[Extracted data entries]

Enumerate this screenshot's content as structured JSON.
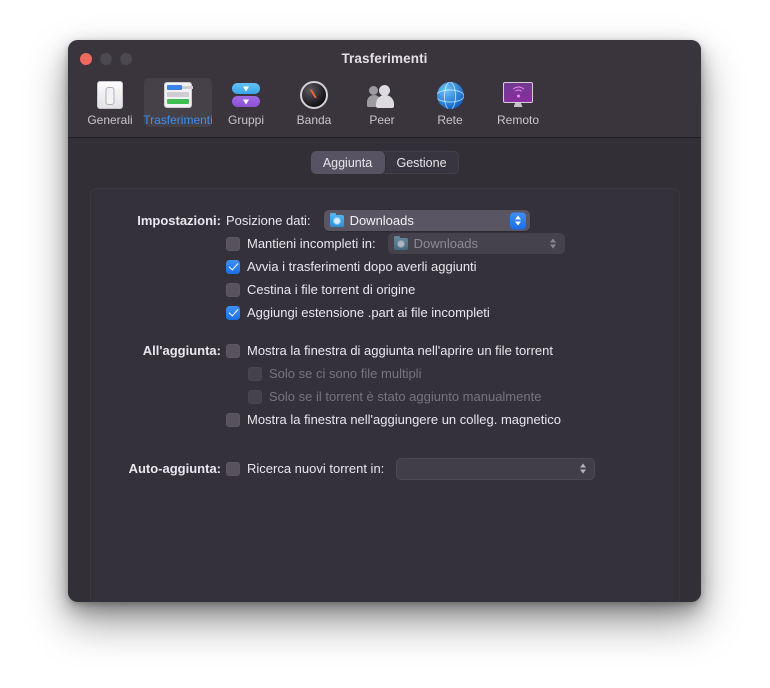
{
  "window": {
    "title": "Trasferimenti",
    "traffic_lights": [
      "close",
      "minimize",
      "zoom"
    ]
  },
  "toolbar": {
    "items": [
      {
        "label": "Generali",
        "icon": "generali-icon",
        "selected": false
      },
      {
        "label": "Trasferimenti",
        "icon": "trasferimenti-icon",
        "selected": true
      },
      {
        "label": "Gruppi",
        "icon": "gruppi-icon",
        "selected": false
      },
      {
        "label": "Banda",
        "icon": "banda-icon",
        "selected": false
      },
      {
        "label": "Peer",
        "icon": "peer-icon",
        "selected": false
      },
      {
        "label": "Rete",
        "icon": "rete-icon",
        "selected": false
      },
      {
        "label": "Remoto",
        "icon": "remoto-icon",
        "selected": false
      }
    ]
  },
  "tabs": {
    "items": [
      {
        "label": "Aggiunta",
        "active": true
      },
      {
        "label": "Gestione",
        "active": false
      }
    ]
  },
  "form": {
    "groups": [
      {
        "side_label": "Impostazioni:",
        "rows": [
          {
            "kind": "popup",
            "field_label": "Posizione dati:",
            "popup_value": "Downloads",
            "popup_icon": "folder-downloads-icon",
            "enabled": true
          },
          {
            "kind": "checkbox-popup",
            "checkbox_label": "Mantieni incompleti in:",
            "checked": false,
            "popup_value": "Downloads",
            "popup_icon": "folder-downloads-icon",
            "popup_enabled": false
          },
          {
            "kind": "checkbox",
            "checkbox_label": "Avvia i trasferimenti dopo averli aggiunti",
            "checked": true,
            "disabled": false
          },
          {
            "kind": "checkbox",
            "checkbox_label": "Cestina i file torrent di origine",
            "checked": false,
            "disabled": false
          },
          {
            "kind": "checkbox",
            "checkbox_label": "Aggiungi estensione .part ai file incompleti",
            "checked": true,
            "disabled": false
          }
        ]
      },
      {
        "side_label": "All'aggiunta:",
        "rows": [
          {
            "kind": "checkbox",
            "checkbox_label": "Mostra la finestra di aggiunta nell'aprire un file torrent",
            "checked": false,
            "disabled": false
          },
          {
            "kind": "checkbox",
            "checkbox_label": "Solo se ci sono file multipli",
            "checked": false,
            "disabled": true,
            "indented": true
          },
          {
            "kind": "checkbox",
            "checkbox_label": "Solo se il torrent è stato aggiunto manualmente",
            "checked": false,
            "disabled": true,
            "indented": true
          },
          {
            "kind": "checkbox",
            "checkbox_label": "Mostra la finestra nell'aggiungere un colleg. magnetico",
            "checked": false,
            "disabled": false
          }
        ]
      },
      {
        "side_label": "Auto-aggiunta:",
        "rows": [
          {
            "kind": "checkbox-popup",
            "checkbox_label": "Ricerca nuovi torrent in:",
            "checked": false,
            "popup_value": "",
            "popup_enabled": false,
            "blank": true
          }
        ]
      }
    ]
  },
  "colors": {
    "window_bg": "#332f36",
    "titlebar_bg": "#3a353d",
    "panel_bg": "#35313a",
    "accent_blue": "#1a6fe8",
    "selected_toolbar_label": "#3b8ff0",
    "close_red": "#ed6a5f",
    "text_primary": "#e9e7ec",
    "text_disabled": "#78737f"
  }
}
* * *
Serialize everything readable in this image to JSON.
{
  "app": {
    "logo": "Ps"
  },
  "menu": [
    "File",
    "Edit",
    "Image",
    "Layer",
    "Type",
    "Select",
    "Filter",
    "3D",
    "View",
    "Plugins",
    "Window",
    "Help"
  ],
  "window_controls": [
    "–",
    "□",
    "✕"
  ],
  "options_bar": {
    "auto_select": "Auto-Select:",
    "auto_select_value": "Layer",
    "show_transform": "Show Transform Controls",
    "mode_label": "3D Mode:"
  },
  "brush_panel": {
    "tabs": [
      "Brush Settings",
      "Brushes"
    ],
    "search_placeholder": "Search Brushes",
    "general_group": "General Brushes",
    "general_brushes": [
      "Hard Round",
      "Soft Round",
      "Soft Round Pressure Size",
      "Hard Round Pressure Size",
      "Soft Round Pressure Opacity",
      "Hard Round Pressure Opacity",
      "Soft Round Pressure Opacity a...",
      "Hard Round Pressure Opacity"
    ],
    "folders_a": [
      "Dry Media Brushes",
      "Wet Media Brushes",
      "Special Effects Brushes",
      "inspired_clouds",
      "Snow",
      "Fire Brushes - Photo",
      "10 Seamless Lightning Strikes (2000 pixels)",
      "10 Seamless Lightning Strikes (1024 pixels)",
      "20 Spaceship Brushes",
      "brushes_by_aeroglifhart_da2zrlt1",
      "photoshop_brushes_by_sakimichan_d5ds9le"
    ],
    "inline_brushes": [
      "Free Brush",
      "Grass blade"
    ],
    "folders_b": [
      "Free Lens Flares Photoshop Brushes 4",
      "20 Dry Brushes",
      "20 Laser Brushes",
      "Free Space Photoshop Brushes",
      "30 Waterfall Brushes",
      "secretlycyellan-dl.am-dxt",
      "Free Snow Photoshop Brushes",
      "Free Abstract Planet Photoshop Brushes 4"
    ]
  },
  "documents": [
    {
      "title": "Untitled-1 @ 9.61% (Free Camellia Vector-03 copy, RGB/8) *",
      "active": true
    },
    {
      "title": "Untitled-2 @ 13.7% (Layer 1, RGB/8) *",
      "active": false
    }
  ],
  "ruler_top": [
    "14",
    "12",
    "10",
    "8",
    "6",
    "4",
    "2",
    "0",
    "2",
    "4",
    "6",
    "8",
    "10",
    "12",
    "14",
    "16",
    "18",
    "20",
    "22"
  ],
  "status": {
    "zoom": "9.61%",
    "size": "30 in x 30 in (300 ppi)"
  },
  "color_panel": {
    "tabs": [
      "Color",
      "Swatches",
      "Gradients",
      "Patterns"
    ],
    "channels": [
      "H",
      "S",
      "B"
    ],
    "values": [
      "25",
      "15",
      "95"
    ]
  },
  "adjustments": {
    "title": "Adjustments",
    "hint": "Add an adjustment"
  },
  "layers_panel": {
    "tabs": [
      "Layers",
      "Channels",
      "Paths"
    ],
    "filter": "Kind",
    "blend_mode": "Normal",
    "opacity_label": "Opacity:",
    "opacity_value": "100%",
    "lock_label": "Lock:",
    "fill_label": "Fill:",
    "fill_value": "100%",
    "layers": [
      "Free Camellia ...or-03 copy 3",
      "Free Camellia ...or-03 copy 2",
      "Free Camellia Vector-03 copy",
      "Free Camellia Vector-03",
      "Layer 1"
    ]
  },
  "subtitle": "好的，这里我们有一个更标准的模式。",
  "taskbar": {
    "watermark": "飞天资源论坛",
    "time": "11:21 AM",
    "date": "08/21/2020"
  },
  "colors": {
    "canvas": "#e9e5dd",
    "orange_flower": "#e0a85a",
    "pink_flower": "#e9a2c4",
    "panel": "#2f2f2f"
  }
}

What you are asked to do —
From the records above, pick out and copy each line holding the word "Vector".

Written answer —
      "title": "Untitled-1 @ 9.61% (Free Camellia Vector-03 copy, RGB/8) *",
      "Free Camellia Vector-03 copy",
      "Free Camellia Vector-03",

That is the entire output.